Written instruction |
Look through the data below and return each line where "Corner" appears.

━━ Dataset records ━━

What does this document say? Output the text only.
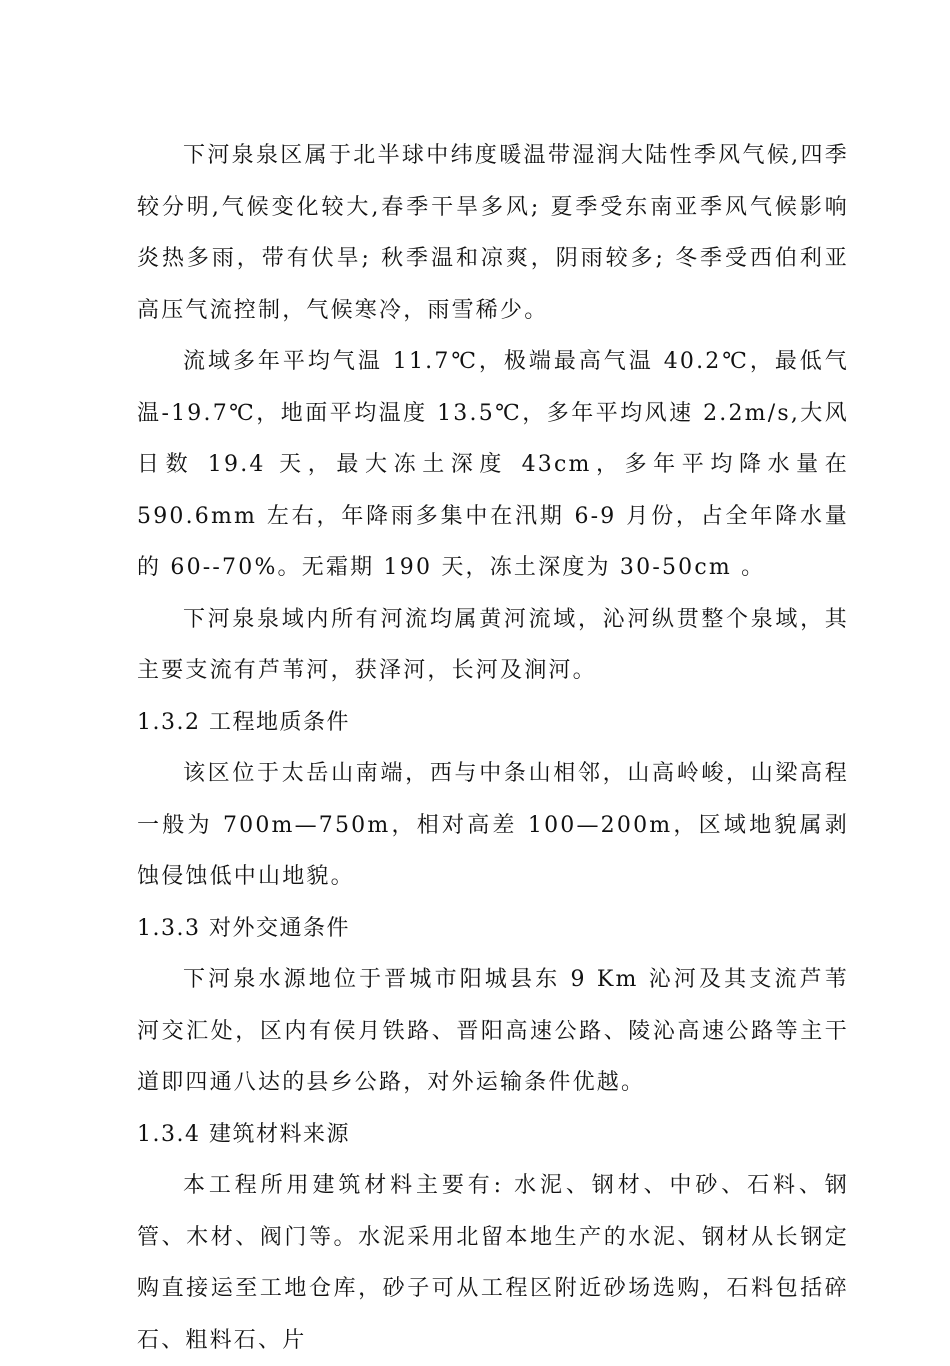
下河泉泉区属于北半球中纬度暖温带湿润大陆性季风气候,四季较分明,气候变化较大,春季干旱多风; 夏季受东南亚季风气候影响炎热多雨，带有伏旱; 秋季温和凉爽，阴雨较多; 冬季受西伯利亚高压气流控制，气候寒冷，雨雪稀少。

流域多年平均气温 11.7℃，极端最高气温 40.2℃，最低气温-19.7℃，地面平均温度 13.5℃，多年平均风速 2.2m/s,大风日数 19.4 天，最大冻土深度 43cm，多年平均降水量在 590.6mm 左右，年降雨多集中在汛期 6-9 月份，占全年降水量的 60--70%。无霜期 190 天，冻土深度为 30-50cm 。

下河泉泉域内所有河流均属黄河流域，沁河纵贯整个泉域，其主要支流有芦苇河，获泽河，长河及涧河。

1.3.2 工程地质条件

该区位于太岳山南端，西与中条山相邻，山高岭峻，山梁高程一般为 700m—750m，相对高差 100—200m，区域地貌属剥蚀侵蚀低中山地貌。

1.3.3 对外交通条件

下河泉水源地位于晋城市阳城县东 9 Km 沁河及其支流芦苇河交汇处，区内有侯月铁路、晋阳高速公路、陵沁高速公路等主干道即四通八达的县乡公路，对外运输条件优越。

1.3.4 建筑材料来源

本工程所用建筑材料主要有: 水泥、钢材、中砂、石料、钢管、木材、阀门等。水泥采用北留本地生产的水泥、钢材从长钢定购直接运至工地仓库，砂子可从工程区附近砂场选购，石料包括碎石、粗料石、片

━━━
━━ Dataset records ━━

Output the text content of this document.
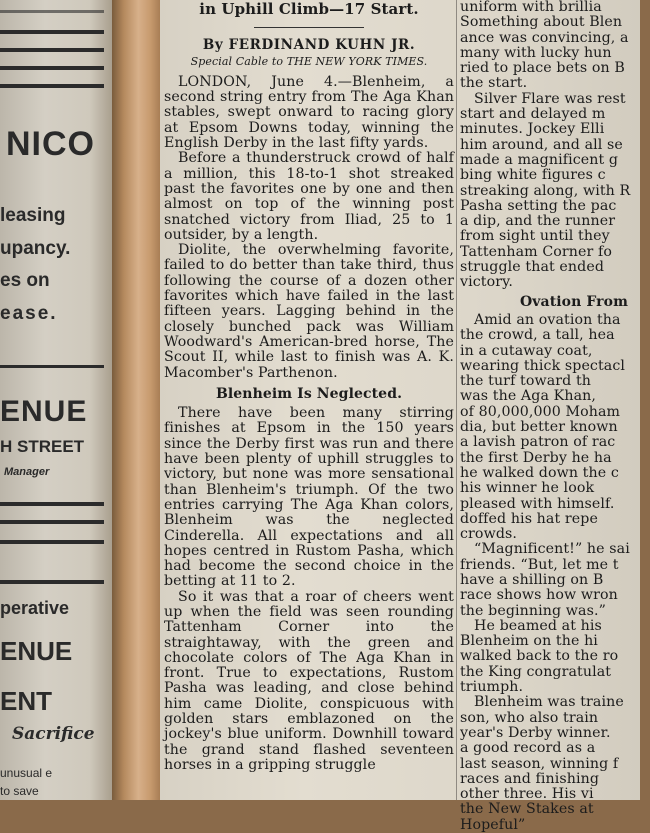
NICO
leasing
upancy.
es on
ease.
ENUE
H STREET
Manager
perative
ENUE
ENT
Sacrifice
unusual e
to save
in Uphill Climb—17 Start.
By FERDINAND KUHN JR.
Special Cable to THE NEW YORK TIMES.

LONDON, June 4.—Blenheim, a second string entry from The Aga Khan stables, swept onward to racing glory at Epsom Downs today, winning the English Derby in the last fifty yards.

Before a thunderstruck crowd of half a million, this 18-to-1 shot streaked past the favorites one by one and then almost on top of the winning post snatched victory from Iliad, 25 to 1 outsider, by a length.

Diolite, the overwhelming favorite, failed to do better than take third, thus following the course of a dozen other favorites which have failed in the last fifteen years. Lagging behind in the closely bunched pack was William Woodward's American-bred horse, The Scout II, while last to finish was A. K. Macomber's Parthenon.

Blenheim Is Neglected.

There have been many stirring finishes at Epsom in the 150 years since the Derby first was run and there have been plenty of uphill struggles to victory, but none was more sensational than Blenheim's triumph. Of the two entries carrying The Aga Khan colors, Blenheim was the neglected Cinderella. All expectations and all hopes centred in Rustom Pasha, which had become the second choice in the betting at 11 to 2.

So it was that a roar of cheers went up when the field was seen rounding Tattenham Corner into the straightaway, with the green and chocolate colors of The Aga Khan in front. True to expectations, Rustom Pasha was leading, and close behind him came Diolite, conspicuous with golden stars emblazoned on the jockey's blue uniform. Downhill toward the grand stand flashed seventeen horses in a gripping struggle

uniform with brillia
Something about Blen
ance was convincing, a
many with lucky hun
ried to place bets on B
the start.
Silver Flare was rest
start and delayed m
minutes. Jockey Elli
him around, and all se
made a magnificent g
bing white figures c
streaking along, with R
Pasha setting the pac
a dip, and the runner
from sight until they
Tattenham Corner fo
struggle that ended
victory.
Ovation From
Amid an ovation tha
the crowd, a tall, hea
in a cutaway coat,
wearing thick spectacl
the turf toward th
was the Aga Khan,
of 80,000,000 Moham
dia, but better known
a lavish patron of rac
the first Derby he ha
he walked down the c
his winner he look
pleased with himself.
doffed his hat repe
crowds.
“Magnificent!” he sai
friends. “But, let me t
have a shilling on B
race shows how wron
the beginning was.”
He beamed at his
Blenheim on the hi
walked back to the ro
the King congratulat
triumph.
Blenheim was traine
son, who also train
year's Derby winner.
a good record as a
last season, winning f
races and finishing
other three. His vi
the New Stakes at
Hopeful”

━━━

Task answer |
So it was that a roar of cheers went up when the field was seen rounding Tattenham Corner into the straightaway, with the green and chocolate colors of The Aga Khan in front. True to expectations, Rustom Pasha was leading, and close behind him came Diolite, conspicuous with golden stars emblazoned on the jockey's blue uniform. Downhill toward the grand stand flashed seventeen horses in a gripping struggle
Tattenham Corner fo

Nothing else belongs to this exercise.